Stored records
+ + + +

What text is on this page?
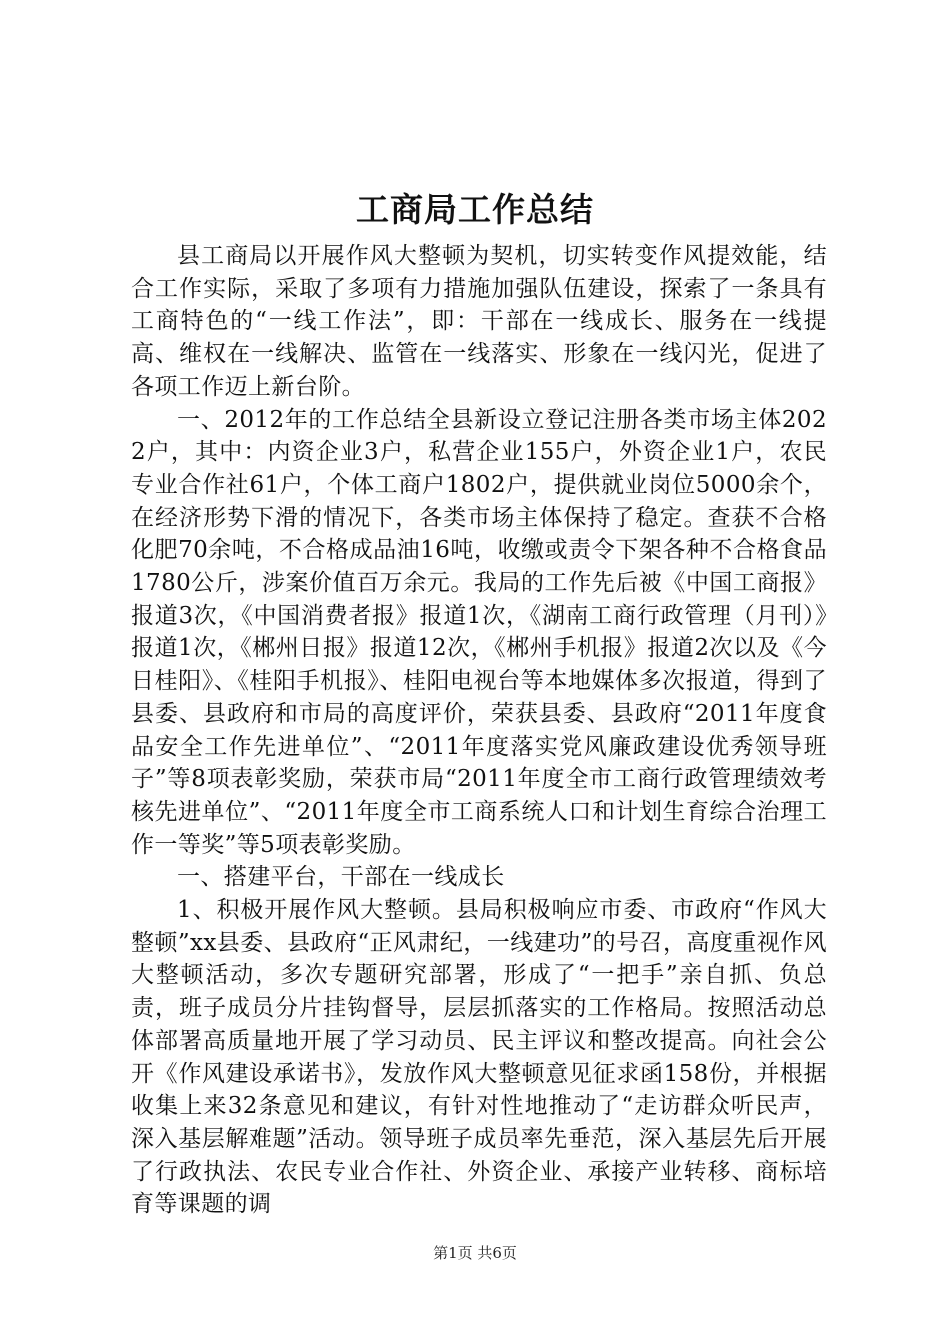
工商局工作总结

县工商局以开展作风大整顿为契机，切实转变作风提效能，结合工作实际，采取了多项有力措施加强队伍建设，探索了一条具有工商特色的“一线工作法”，即：干部在一线成长、服务在一线提高、维权在一线解决、监管在一线落实、形象在一线闪光，促进了各项工作迈上新台阶。

一、2012年的工作总结全县新设立登记注册各类市场主体2022户，其中：内资企业3户，私营企业155户，外资企业1户，农民专业合作社61户，个体工商户1802户，提供就业岗位5000余个，在经济形势下滑的情况下，各类市场主体保持了稳定。查获不合格化肥70余吨，不合格成品油16吨，收缴或责令下架各种不合格食品1780公斤，涉案价值百万余元。我局的工作先后被《中国工商报》报道3次，《中国消费者报》报道1次，《湖南工商行政管理（月刊）》报道1次，《郴州日报》报道12次，《郴州手机报》报道2次以及《今日桂阳》、《桂阳手机报》、桂阳电视台等本地媒体多次报道，得到了县委、县政府和市局的高度评价，荣获县委、县政府“2011年度食品安全工作先进单位”、“2011年度落实党风廉政建设优秀领导班子”等8项表彰奖励，荣获市局“2011年度全市工商行政管理绩效考核先进单位”、“2011年度全市工商系统人口和计划生育综合治理工作一等奖”等5项表彰奖励。

一、搭建平台，干部在一线成长

1、积极开展作风大整顿。县局积极响应市委、市政府“作风大整顿”xx县委、县政府“正风肃纪，一线建功”的号召，高度重视作风大整顿活动，多次专题研究部署，形成了“一把手”亲自抓、负总责，班子成员分片挂钩督导，层层抓落实的工作格局。按照活动总体部署高质量地开展了学习动员、民主评议和整改提高。向社会公开《作风建设承诺书》，发放作风大整顿意见征求函158份，并根据收集上来32条意见和建议，有针对性地推动了“走访群众听民声，深入基层解难题”活动。领导班子成员率先垂范，深入基层先后开展了行政执法、农民专业合作社、外资企业、承接产业转移、商标培育等课题的调

第1页 共6页
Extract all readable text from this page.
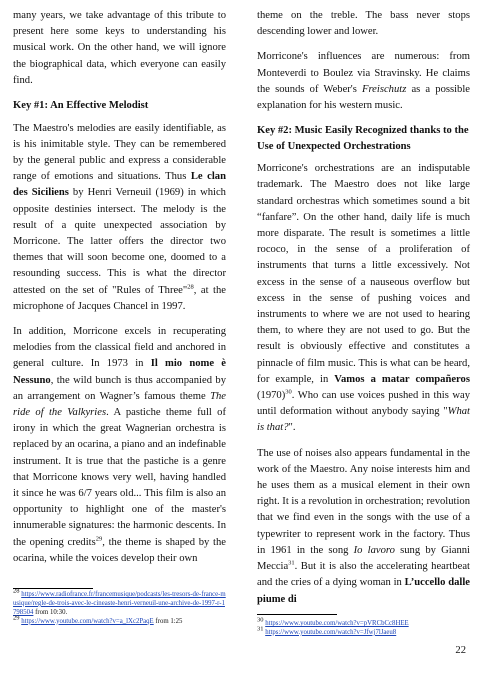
many years, we take advantage of this tribute to present here some keys to understanding his musical work. On the other hand, we will ignore the biographical data, which everyone can easily find.

Key #1: An Effective Melodist

The Maestro's melodies are easily identifiable, as is his inimitable style. They can be remembered by the general public and express a considerable range of emotions and situations. Thus Le clan des Siciliens by Henri Verneuil (1969) in which opposite destinies intersect. The melody is the result of a quite unexpected association by Morricone. The latter offers the director two themes that will soon become one, doomed to a resounding success. This is what the director attested on the set of "Rules of Three"$^{28}$, at the microphone of Jacques Chancel in 1997.

In addition, Morricone excels in recuperating melodies from the classical field and anchored in general culture. In 1973 in Il mio nome è Nessuno, the wild bunch is thus accompanied by an arrangement on Wagner’s famous theme The ride of the Valkyries. A pastiche theme full of irony in which the great Wagnerian orchestra is replaced by an ocarina, a piano and an indefinable instrument. It is true that the pastiche is a genre that Morricone knows very well, having handled it since he was 6/7 years old... This film is also an opportunity to highlight one of the master's innumerable signatures: the harmonic descents. In the opening credits$^{29}$, the theme is shaped by the ocarina, while the voices develop their own

theme on the treble. The bass never stops descending lower and lower.

Morricone's influences are numerous: from Monteverdi to Boulez via Stravinsky. He claims the sounds of Weber's Freischutz as a possible explanation for his western music.

Key #2: Music Easily Recognized thanks to the Use of Unexpected Orchestrations

Morricone's orchestrations are an indisputable trademark. The Maestro does not like large standard orchestras which sometimes sound a bit “fanfare”. On the other hand, daily life is much more disparate. The result is sometimes a little rococo, in the sense of a proliferation of instruments that turns a little excessively. Not excess in the sense of a nauseous overflow but excess in the sense of pushing voices and instruments to where we are not used to hearing them, to where they are not used to go. But the result is obviously effective and constitutes a pinnacle of film music. This is what can be heard, for example, in Vamos a matar compañeros $(1970)^{30}$. Who can use voices pushed in this way until deformation without anybody saying "What is that?".

The use of noises also appears fundamental in the work of the Maestro. Any noise interests him and he uses them as a musical element in their own right. It is a revolution in orchestration; revolution that we find even in the songs with the use of a typewriter to represent work in the factory. Thus in 1961 in the song Io lavoro sung by Gianni Meccia$^{31}$. But it is also the accelerating heartbeat and the cries of a dying woman in L’uccello dalle piume di

$^{28}$ https://www.radiofrance.fr/francemusique/podcasts/les-tresors-de-france-musique/regle-de-trois-avec-le-cineaste-henri-verneuil-une-archive-de-1997-r-1798504 from 10:30.
$^{29}$ https://www.youtube.com/watch?v=a_lXc2PaqE from 1:25	$^{30}$ https://www.youtube.com/watch?v=pVRCbCc8HEE
$^{31}$ https://www.youtube.com/watch?v=Jfwj7lJaeu8
22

+ + + +

- What is needed -
Report each line in the data that holds the word "干部在一线成长".

- Answer -
县工商局以开展作风大整顿为契机，切实转变作风提效能，结合工作实际，采取了多项有力措施加强队伍建设，探索了一条具有工商特色的“一线工作法”，即：干部在一线成长、服务在一线提高、维权在一线解决、监管在一线落实、形象在一线闪光，促进了各项工作迈上新台阶。
一、搭建平台，干部在一线成长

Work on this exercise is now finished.